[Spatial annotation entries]

═══

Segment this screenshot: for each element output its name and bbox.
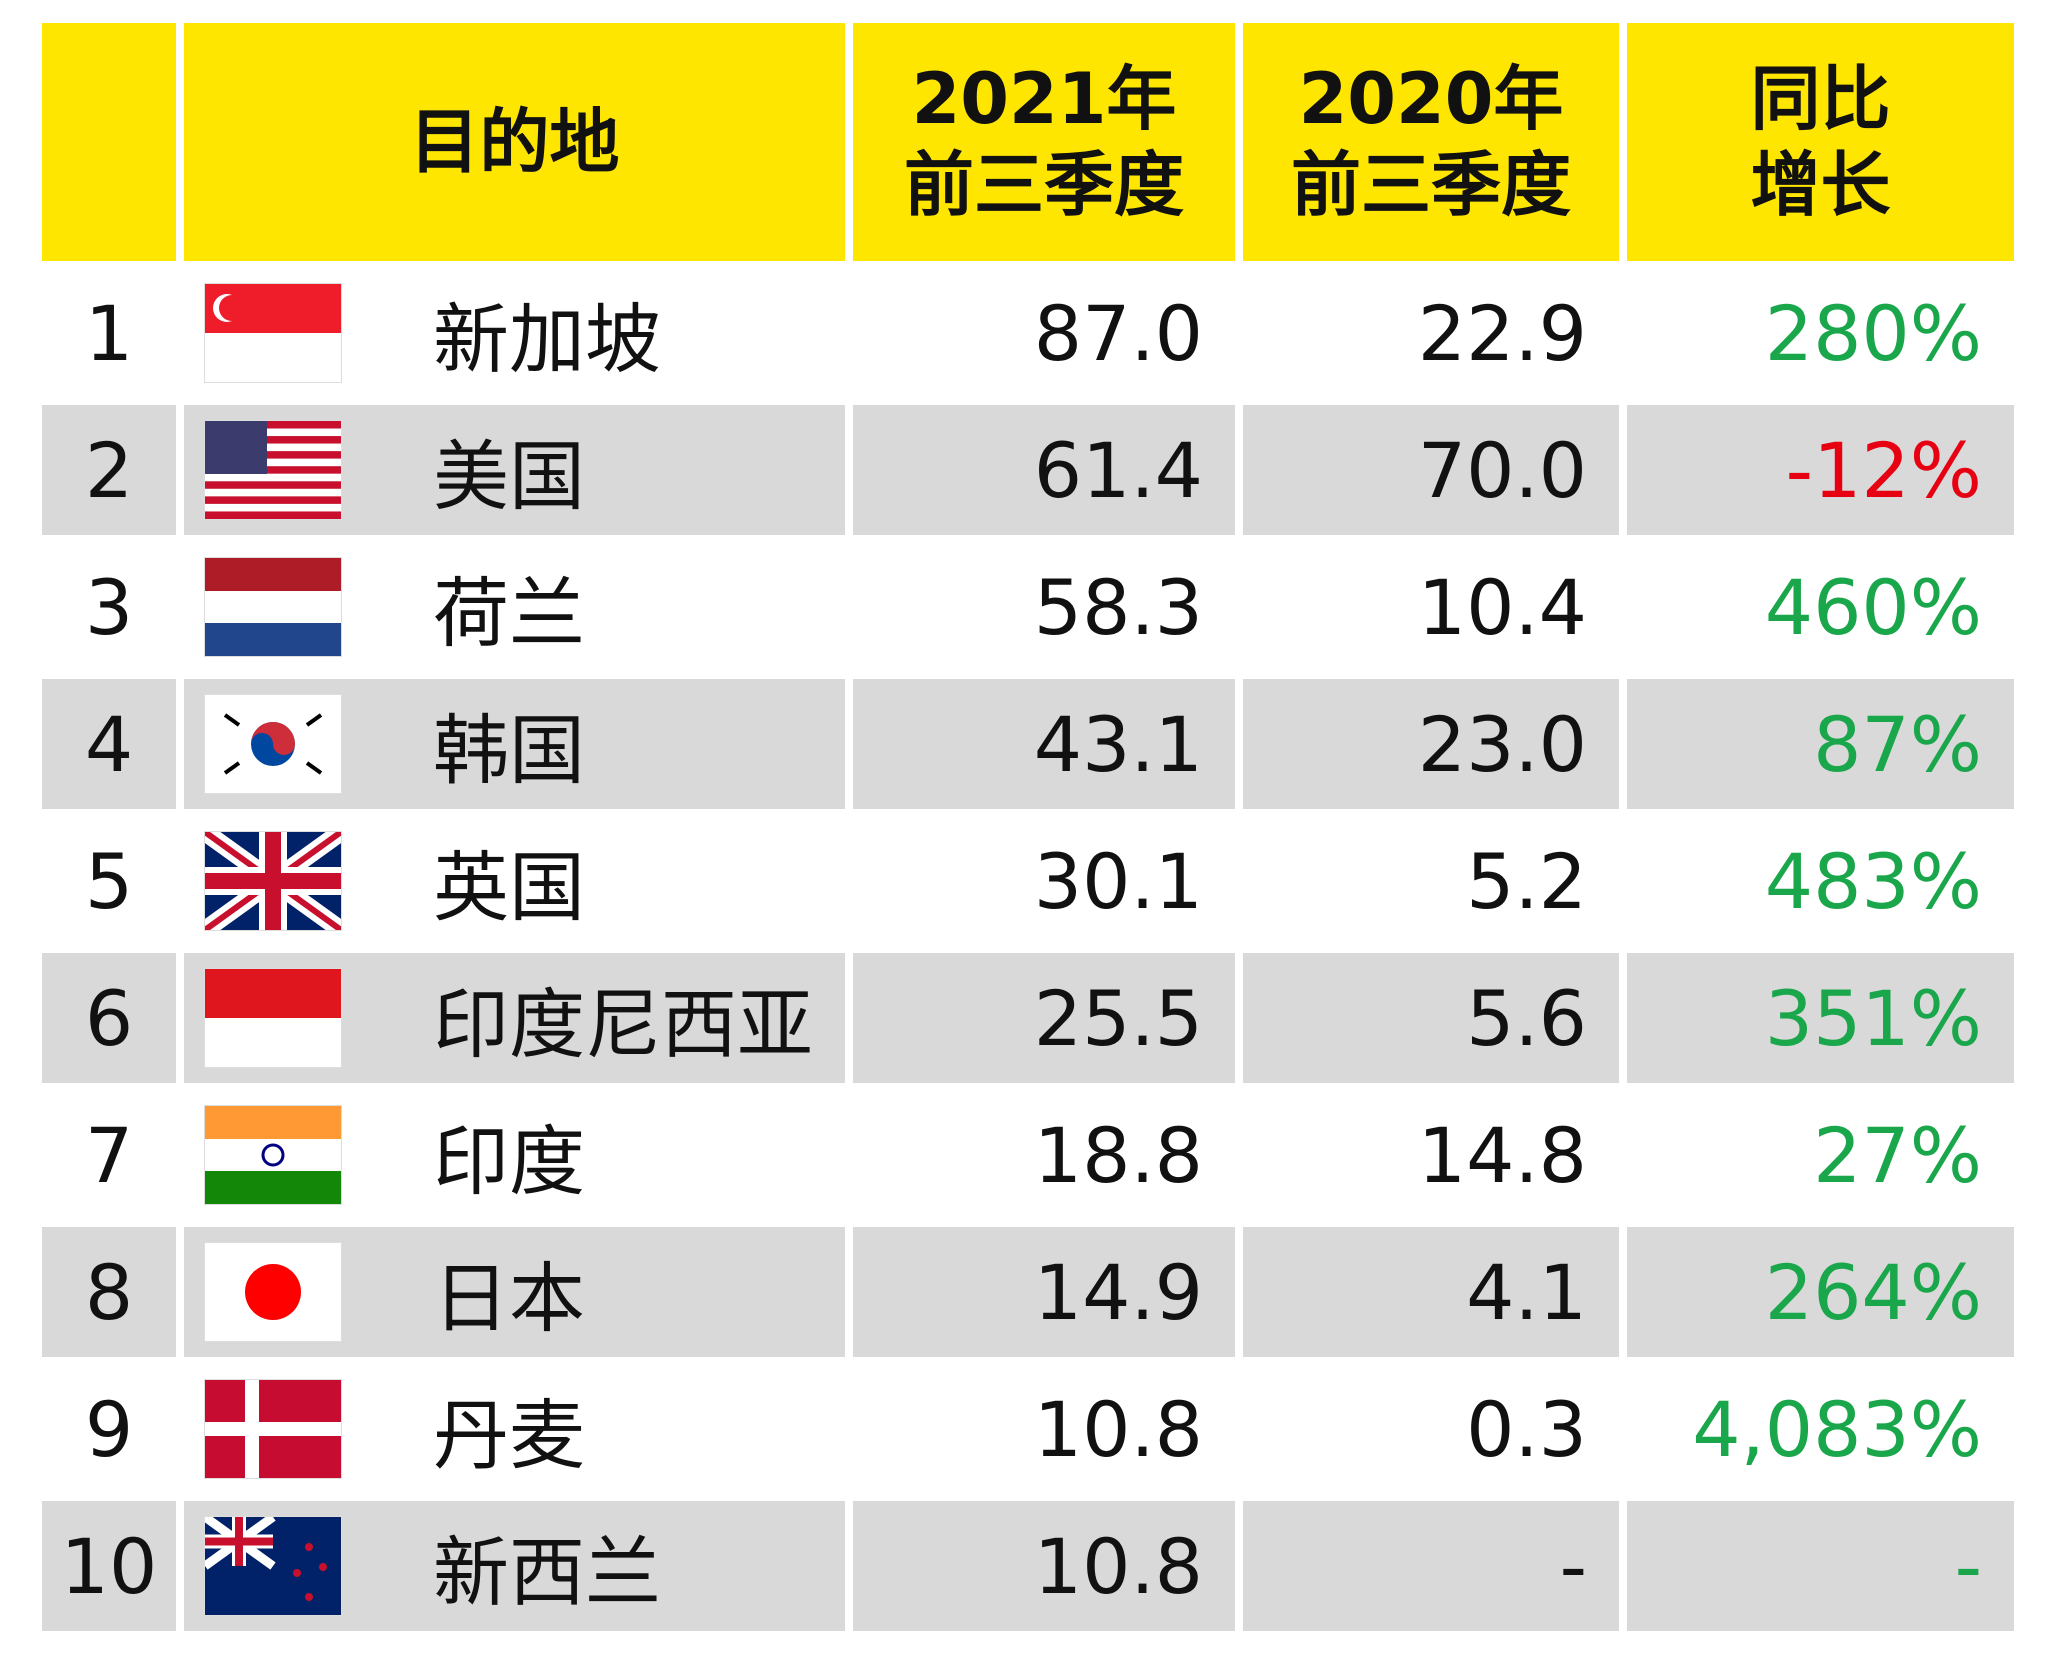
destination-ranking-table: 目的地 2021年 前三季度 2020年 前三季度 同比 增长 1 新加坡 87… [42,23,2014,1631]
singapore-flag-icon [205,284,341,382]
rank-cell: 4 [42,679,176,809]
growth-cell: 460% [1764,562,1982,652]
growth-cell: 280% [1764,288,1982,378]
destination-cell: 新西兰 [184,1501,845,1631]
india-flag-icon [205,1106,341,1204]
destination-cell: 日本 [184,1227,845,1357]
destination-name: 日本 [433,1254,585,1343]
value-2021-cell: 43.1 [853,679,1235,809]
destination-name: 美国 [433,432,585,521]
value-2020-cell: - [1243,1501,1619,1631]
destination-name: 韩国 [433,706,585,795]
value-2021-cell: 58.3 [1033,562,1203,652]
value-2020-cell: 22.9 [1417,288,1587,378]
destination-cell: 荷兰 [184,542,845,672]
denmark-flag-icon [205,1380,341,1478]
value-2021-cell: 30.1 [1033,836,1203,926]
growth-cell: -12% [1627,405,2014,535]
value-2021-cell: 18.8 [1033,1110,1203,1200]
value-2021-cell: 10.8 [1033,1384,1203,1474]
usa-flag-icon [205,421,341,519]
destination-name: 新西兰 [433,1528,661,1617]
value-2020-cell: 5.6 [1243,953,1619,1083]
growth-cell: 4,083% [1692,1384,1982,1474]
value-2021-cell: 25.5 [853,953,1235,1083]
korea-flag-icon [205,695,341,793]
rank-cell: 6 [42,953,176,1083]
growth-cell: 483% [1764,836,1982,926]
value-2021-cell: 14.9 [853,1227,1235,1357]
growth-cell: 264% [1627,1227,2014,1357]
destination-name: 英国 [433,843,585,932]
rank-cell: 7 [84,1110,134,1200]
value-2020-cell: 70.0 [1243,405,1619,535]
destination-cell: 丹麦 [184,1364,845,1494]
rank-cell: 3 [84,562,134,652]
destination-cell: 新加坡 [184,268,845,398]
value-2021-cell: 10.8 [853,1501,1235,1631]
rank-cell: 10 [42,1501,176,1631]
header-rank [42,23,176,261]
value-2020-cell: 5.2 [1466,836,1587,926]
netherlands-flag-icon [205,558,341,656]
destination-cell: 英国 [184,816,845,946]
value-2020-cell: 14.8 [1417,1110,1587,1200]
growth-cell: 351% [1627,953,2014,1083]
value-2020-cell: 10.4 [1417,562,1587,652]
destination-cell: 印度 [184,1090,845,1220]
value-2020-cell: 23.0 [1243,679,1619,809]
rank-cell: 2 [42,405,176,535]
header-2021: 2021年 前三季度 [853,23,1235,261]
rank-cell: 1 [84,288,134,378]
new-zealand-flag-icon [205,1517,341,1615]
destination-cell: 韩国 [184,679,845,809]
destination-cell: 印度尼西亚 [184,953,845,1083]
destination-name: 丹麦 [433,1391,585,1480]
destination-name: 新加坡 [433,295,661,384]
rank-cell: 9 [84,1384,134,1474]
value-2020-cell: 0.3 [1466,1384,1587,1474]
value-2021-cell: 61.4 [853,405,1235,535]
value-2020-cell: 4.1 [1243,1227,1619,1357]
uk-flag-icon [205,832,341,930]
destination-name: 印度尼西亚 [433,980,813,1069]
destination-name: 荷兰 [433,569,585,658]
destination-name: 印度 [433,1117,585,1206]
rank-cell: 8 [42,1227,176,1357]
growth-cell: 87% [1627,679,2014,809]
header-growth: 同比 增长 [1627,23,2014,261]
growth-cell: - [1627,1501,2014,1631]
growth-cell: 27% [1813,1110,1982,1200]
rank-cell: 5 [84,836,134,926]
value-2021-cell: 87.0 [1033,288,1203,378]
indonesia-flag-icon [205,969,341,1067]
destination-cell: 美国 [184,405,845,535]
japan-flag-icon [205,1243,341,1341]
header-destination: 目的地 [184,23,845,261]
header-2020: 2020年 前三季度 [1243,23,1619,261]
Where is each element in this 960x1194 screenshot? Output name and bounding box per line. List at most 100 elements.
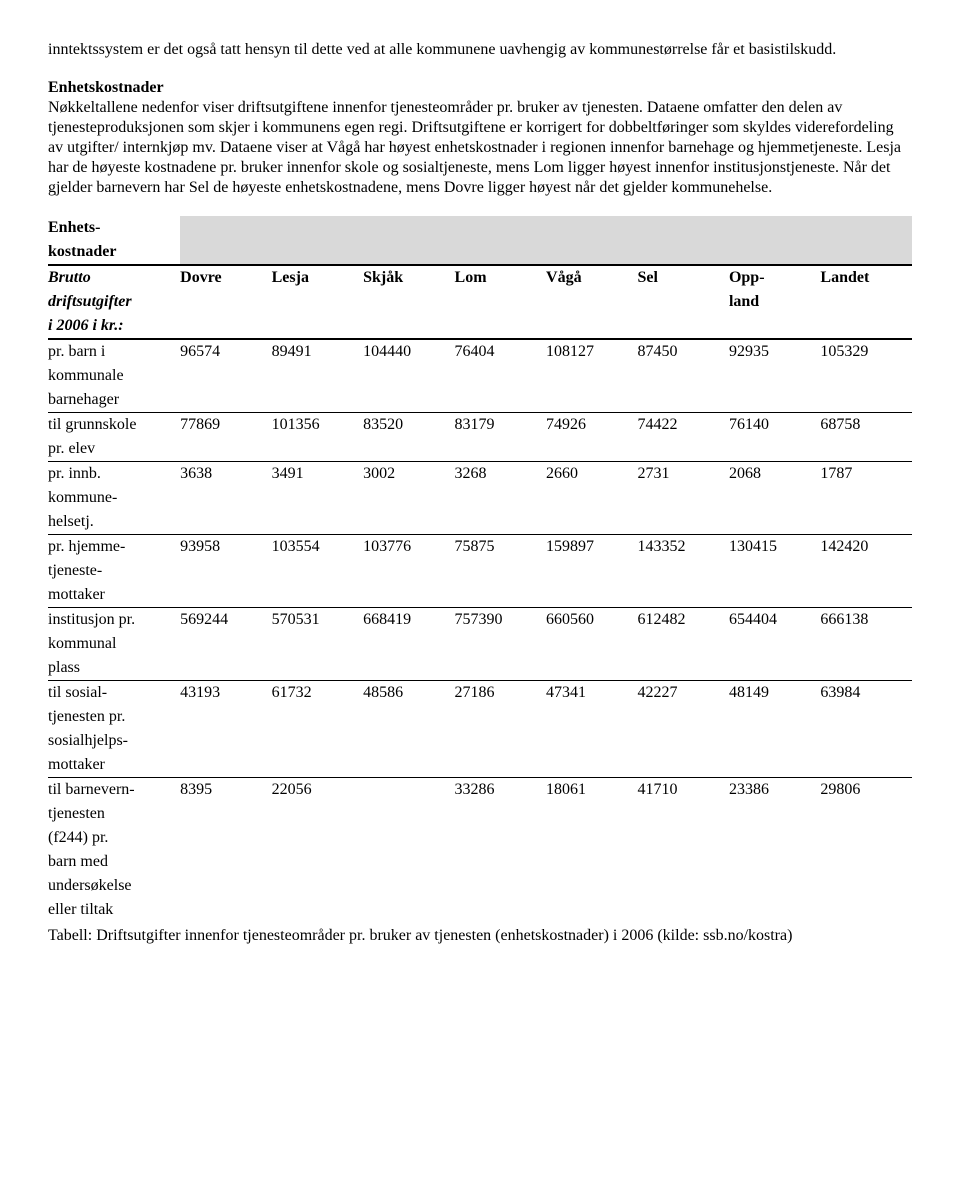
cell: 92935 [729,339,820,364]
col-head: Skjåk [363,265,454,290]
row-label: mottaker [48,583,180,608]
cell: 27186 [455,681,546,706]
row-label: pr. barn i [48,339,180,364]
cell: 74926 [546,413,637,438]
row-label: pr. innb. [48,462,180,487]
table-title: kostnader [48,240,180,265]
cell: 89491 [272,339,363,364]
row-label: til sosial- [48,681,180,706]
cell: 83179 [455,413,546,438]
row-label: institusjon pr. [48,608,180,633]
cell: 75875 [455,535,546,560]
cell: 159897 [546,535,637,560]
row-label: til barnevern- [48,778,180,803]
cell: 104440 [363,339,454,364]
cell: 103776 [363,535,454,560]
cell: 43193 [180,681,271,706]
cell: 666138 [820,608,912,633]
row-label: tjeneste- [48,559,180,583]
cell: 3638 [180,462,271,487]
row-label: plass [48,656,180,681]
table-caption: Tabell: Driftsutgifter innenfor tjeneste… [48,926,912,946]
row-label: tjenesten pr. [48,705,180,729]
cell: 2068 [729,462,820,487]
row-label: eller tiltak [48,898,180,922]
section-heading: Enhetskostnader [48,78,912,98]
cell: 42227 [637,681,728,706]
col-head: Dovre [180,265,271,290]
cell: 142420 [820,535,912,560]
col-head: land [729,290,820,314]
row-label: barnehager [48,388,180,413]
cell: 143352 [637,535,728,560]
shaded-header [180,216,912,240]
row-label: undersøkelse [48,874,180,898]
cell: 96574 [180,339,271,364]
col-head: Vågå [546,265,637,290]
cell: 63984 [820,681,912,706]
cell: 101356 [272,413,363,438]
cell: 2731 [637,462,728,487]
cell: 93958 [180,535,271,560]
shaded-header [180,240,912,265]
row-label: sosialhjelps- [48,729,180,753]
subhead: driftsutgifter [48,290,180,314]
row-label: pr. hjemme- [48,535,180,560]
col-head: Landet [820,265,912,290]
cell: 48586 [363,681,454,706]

═══

> **What is asked**
Copy out the lines from the line with "cell: 92935 [729,339,820,364]" to the line with "cell: 103776 [363,535,454,560]", reproducing them precisely.

> **Final result**
cell: 92935 [729,339,820,364]
col-head: Skjåk [363,265,454,290]
row-label: mottaker [48,583,180,608]
cell: 27186 [455,681,546,706]
row-label: pr. barn i [48,339,180,364]
cell: 74926 [546,413,637,438]
row-label: pr. innb. [48,462,180,487]
table-title: kostnader [48,240,180,265]
cell: 89491 [272,339,363,364]
row-label: til sosial- [48,681,180,706]
cell: 83179 [455,413,546,438]
row-label: institusjon pr. [48,608,180,633]
cell: 75875 [455,535,546,560]
cell: 159897 [546,535,637,560]
row-label: til barnevern- [48,778,180,803]
cell: 104440 [363,339,454,364]
cell: 103776 [363,535,454,560]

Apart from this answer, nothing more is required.